▸ **Task brief**
Write out the entries again exactly as they are given.
---
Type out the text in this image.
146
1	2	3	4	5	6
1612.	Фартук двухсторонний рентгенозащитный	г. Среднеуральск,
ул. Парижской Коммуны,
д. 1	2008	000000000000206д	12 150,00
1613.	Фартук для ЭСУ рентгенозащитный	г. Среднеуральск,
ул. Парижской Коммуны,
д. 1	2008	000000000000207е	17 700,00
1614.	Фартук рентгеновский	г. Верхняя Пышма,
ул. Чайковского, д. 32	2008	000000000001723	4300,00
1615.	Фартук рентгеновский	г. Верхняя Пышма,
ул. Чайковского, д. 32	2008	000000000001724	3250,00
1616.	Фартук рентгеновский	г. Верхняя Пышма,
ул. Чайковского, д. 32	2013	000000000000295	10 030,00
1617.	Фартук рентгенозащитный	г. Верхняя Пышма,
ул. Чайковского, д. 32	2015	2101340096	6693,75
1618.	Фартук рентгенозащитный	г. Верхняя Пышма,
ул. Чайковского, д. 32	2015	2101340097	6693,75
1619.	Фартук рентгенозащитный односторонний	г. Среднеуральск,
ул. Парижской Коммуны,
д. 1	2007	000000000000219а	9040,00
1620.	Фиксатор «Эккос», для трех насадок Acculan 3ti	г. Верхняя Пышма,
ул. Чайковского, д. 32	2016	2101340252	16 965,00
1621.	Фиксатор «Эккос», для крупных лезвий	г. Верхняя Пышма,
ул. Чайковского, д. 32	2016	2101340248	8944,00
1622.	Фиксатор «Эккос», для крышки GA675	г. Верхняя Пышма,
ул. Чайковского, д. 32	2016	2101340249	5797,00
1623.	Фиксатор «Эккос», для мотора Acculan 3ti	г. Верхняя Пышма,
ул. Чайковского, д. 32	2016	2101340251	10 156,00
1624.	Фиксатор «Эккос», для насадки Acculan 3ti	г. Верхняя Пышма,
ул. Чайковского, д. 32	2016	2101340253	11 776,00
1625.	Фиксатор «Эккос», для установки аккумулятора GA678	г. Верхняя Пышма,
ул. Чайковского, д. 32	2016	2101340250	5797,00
---
▸ **Reply**
Type out the text in this image.
146
1	2	3	4	5	6
1612.	Фартук двухсторонний рентгенозащитный	г. Среднеуральск,
ул. Парижской Коммуны,
д. 1	2008	000000000000206д	12 150,00
1613.	Фартук для ЭСУ рентгенозащитный	г. Среднеуральск,
ул. Парижской Коммуны,
д. 1	2008	000000000000207е	17 700,00
1614.	Фартук рентгеновский	г. Верхняя Пышма,
ул. Чайковского, д. 32	2008	000000000001723	4300,00
1615.	Фартук рентгеновский	г. Верхняя Пышма,
ул. Чайковского, д. 32	2008	000000000001724	3250,00
1616.	Фартук рентгеновский	г. Верхняя Пышма,
ул. Чайковского, д. 32	2013	000000000000295	10 030,00
1617.	Фартук рентгенозащитный	г. Верхняя Пышма,
ул. Чайковского, д. 32	2015	2101340096	6693,75
1618.	Фартук рентгенозащитный	г. Верхняя Пышма,
ул. Чайковского, д. 32	2015	2101340097	6693,75
1619.	Фартук рентгенозащитный односторонний	г. Среднеуральск,
ул. Парижской Коммуны,
д. 1	2007	000000000000219а	9040,00
1620.	Фиксатор «Эккос», для трех насадок Acculan 3ti	г. Верхняя Пышма,
ул. Чайковского, д. 32	2016	2101340252	16 965,00
1621.	Фиксатор «Эккос», для крупных лезвий	г. Верхняя Пышма,
ул. Чайковского, д. 32	2016	2101340248	8944,00
1622.	Фиксатор «Эккос», для крышки GA675	г. Верхняя Пышма,
ул. Чайковского, д. 32	2016	2101340249	5797,00
1623.	Фиксатор «Эккос», для мотора Acculan 3ti	г. Верхняя Пышма,
ул. Чайковского, д. 32	2016	2101340251	10 156,00
1624.	Фиксатор «Эккос», для насадки Acculan 3ti	г. Верхняя Пышма,
ул. Чайковского, д. 32	2016	2101340253	11 776,00
1625.	Фиксатор «Эккос», для установки аккумулятора GA678	г. Верхняя Пышма,
ул. Чайковского, д. 32	2016	2101340250	5797,00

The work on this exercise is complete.